• _Exercise directions_
Pick out the lines containing "通过学习".

===== Data listing =====

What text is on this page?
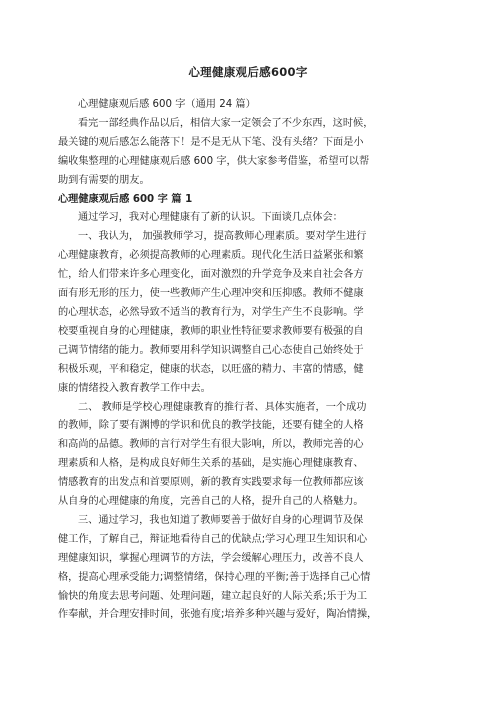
心理健康观后感600字
心理健康观后感 600 字（通用 24 篇）
看完一部经典作品以后，相信大家一定领会了不少东西，这时候，
最关键的观后感怎么能落下！是不是无从下笔、没有头绪？下面是小
编收集整理的心理健康观后感 600 字，供大家参考借鉴，希望可以帮
助到有需要的朋友。
心理健康观后感 600 字 篇 1
通过学习，我对心理健康有了新的认识。下面谈几点体会：
一、我认为， 加强教师学习，提高教师心理素质。要对学生进行
心理健康教育，必须提高教师的心理素质。现代化生活日益紧张和繁
忙，给人们带来许多心理变化，面对激烈的升学竞争及来自社会各方
面有形无形的压力，使一些教师产生心理冲突和压抑感。教师不健康
的心理状态，必然导致不适当的教育行为，对学生产生不良影响。学
校要重视自身的心理健康，教师的职业性特征要求教师要有极强的自
己调节情绪的能力。教师要用科学知识调整自己心态使自己始终处于
积极乐观，平和稳定，健康的状态，以旺盛的精力、丰富的情感，健
康的情绪投入教育教学工作中去。
二、 教师是学校心理健康教育的推行者、具体实施者，一个成功
的教师，除了要有渊博的学识和优良的教学技能，还要有健全的人格
和高尚的品德。教师的言行对学生有很大影响，所以，教师完善的心
理素质和人格，是构成良好师生关系的基础，是实施心理健康教育、
情感教育的出发点和首要原则，新的教育实践要求每一位教师都应该
从自身的心理健康的角度，完善自己的人格，提升自己的人格魅力。
三、通过学习，我也知道了教师要善于做好自身的心理调节及保
健工作，了解自己，辩证地看待自己的优缺点;学习心理卫生知识和心
理健康知识，掌握心理调节的方法，学会缓解心理压力，改善不良人
格，提高心理承受能力;调整情绪，保持心理的平衡;善于选择自己心情
愉快的角度去思考问题、处理问题，建立起良好的人际关系;乐于为工
作奉献，并合理安排时间，张弛有度;培养多种兴趣与爱好，陶冶情操，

=====

• _Worked answer_
通过学习，我对心理健康有了新的认识。下面谈几点体会：
三、通过学习，我也知道了教师要善于做好自身的心理调节及保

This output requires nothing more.